+++ READING PASSAGE +++

Clocks would certainly be much higher than a 3080. Wouldn't be surprised if it was around a 2.7-2.8Ghz actual boost clock.

I'd guess something roughly like 25-30% better than a 3090, in turn being like 40% better than a 3080.
 
"Going to be interesting to see RT/ML performance... "
Indeed! Also wondering if the new cache subsystems will add Hopper-like async transfers between (caches, shared.mem) and gpu main mem. If not, bandwidth-limited compute kernels might do better with that full-fat 912.4 GB/s bandwidth of el cheapo 3080/12. Running 4 x 3080/12 at (cpu base clock, +400 on mem)... easy way to get 4 TB/s total bandwidth on a single 1600W PSU.
 
apparently the reveal will be at GTC next month on September 20
In Gaming, our partners and ecosystem are responding to a sudden slowdown in consumer demand and correcting channel inventory. Still, the fundamentals of gaming are strong. We’ll get through this over the next few months and go into next year with our new architecture. I look forward to telling you more about it at GTC next month.

+++ EXTRACTED MATERIAL +++

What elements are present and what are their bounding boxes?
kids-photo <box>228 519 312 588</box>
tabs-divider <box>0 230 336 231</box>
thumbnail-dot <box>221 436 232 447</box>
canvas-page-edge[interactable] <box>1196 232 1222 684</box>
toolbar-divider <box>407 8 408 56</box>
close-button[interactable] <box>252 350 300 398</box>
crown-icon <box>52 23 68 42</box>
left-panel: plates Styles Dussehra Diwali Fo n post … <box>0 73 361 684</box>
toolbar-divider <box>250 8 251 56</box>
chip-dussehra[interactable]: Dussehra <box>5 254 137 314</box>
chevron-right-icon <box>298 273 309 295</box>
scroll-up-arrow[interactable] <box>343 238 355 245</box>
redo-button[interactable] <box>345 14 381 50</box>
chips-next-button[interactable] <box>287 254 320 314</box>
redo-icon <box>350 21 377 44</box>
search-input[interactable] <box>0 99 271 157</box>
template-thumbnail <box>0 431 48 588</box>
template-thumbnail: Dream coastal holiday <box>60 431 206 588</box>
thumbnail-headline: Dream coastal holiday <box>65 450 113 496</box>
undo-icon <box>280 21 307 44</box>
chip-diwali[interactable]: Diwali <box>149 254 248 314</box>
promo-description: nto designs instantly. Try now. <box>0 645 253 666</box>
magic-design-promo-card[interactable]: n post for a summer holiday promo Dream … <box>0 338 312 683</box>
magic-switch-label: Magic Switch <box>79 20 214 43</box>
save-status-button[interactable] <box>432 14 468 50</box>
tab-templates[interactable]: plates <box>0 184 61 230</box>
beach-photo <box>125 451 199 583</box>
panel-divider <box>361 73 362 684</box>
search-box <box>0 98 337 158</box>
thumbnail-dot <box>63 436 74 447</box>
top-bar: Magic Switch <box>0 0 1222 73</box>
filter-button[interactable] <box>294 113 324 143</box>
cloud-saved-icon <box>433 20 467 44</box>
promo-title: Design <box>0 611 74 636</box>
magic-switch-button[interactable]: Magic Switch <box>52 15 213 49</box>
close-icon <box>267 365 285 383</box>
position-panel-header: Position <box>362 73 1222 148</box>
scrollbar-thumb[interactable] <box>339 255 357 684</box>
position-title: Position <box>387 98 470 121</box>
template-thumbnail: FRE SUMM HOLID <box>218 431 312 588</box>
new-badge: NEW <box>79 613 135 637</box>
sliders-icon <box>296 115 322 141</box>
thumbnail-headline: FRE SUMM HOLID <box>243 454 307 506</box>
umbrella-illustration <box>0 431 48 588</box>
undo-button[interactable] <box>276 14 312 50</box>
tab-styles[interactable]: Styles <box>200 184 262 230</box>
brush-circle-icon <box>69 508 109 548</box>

+++

SET TASKS:
(A) In the GPU discussion, which figures are given in units of frequency, bandwidth, or power? List them all.
(B) According to the GPU discussion, where and on what date is the reveal apparently taking place?
(C) Reproduce the GPU discussion from "I'd guess something" up to and including "single 1600W PSU.".

THE ANSWERS:
(A)
2.7-2.8Ghz
912.4 GB/s
4 TB/s
1600W

(B) At GTC, on September 20.

(C)
I'd guess something roughly like 25-30% better than a 3090, in turn being like 40% better than a 3080.
 
"Going to be interesting to see RT/ML performance... "
Indeed! Also wondering if the new cache subsystems will add Hopper-like async transfers between (caches, shared.mem) and gpu main mem. If not, bandwidth-limited compute kernels might do better with that full-fat 912.4 GB/s bandwidth of el cheapo 3080/12. Running 4 x 3080/12 at (cpu base clock, +400 on mem)... easy way to get 4 TB/s total bandwidth on a single 1600W PSU.